— Start of Input rows —

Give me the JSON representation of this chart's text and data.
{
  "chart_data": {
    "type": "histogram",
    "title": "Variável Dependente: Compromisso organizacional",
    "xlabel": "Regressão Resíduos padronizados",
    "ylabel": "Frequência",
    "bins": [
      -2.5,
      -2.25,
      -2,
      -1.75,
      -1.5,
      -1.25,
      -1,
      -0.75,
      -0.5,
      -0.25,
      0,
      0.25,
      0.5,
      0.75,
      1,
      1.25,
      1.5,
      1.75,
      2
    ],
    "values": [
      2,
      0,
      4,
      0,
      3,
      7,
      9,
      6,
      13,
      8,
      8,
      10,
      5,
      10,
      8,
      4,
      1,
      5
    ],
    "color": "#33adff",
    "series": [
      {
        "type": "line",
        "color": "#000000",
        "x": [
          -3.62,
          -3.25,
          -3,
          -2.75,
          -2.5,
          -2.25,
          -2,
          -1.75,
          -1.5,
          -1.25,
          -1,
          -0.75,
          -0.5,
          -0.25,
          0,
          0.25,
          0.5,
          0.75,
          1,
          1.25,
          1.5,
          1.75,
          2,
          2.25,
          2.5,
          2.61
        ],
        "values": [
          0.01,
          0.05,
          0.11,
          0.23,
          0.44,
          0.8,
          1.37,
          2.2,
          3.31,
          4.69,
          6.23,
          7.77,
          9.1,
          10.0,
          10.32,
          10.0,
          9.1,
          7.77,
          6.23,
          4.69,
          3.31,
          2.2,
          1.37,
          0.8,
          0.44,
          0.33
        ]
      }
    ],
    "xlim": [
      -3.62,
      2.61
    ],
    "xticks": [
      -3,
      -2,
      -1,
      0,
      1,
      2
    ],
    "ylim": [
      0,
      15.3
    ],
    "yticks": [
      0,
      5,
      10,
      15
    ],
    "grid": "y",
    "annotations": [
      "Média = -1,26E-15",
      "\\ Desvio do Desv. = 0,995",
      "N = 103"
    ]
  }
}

— End of Input rows —

Problem statement: Each entry must be reproduced verbatim.

Task output:
Give me the JSON representation of this chart's text and data.
{
  "chart_data": {
    "type": "histogram",
    "title": "Variável Dependente: Compromisso organizacional",
    "xlabel": "Regressão Resíduos padronizados",
    "ylabel": "Frequência",
    "bins": [
      -2.5,
      -2.25,
      -2,
      -1.75,
      -1.5,
      -1.25,
      -1,
      -0.75,
      -0.5,
      -0.25,
      0,
      0.25,
      0.5,
      0.75,
      1,
      1.25,
      1.5,
      1.75,
      2
    ],
    "values": [
      2,
      0,
      4,
      0,
      3,
      7,
      9,
      6,
      13,
      8,
      8,
      10,
      5,
      10,
      8,
      4,
      1,
      5
    ],
    "color": "#33adff",
    "series": [
      {
        "type": "line",
        "color": "#000000",
        "x": [
          -3.62,
          -3.25,
          -3,
          -2.75,
          -2.5,
          -2.25,
          -2,
          -1.75,
          -1.5,
          -1.25,
          -1,
          -0.75,
          -0.5,
          -0.25,
          0,
          0.25,
          0.5,
          0.75,
          1,
          1.25,
          1.5,
          1.75,
          2,
          2.25,
          2.5,
          2.61
        ],
        "values": [
          0.01,
          0.05,
          0.11,
          0.23,
          0.44,
          0.8,
          1.37,
          2.2,
          3.31,
          4.69,
          6.23,
          7.77,
          9.1,
          10.0,
          10.32,
          10.0,
          9.1,
          7.77,
          6.23,
          4.69,
          3.31,
          2.2,
          1.37,
          0.8,
          0.44,
          0.33
        ]
      }
    ],
    "xlim": [
      -3.62,
      2.61
    ],
    "xticks": [
      -3,
      -2,
      -1,
      0,
      1,
      2
    ],
    "ylim": [
      0,
      15.3
    ],
    "yticks": [
      0,
      5,
      10,
      15
    ],
    "grid": "y",
    "annotations": [
      "Média = -1,26E-15",
      "\\ Desvio do Desv. = 0,995",
      "N = 103"
    ]
  }
}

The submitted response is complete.